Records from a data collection
━━━━━━━━━━

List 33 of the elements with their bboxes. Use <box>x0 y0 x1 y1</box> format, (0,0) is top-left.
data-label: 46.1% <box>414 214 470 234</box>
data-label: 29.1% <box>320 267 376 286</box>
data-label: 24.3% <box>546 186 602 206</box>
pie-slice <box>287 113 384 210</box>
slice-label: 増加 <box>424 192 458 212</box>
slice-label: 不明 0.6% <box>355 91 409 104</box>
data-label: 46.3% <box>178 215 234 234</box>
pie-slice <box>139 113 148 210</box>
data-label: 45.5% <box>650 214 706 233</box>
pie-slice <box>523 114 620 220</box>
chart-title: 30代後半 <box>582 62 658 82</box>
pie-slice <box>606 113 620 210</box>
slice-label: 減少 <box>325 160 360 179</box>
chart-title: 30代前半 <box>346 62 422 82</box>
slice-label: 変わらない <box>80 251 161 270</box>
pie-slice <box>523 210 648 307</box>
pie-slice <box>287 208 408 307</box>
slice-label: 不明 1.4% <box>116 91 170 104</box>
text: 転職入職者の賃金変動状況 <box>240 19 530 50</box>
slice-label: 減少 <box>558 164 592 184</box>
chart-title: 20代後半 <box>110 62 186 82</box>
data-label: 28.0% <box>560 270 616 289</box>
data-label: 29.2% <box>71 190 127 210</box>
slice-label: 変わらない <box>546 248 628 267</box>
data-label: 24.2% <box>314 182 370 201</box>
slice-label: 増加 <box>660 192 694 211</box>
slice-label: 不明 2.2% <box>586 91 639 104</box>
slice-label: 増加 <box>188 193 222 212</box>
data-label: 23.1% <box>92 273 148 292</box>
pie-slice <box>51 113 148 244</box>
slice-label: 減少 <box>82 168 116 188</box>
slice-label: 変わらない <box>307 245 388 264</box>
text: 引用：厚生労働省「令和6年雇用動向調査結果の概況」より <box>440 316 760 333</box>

━━━━━━━━━━

• TASK DESCRIPTION: Rewrite the material above, swapping "top-left" for "upper-left" and leaving every other part unchanged.

• SOLUTION TO THIS PROBLEM:
List 33 of the elements with their bboxes. Use <box>x0 y0 x1 y1</box> format, (0,0) is upper-left.
data-label: 46.1% <box>414 214 470 234</box>
data-label: 29.1% <box>320 267 376 286</box>
data-label: 24.3% <box>546 186 602 206</box>
pie-slice <box>287 113 384 210</box>
slice-label: 増加 <box>424 192 458 212</box>
slice-label: 不明 0.6% <box>355 91 409 104</box>
data-label: 46.3% <box>178 215 234 234</box>
pie-slice <box>139 113 148 210</box>
data-label: 45.5% <box>650 214 706 233</box>
pie-slice <box>523 114 620 220</box>
chart-title: 30代後半 <box>582 62 658 82</box>
pie-slice <box>606 113 620 210</box>
slice-label: 減少 <box>325 160 360 179</box>
chart-title: 30代前半 <box>346 62 422 82</box>
slice-label: 変わらない <box>80 251 161 270</box>
pie-slice <box>523 210 648 307</box>
pie-slice <box>287 208 408 307</box>
slice-label: 不明 1.4% <box>116 91 170 104</box>
text: 転職入職者の賃金変動状況 <box>240 19 530 50</box>
slice-label: 減少 <box>558 164 592 184</box>
chart-title: 20代後半 <box>110 62 186 82</box>
data-label: 28.0% <box>560 270 616 289</box>
data-label: 29.2% <box>71 190 127 210</box>
slice-label: 変わらない <box>546 248 628 267</box>
data-label: 24.2% <box>314 182 370 201</box>
slice-label: 増加 <box>660 192 694 211</box>
slice-label: 不明 2.2% <box>586 91 639 104</box>
slice-label: 増加 <box>188 193 222 212</box>
data-label: 23.1% <box>92 273 148 292</box>
pie-slice <box>51 113 148 244</box>
slice-label: 減少 <box>82 168 116 188</box>
slice-label: 変わらない <box>307 245 388 264</box>
text: 引用：厚生労働省「令和6年雇用動向調査結果の概況」より <box>440 316 760 333</box>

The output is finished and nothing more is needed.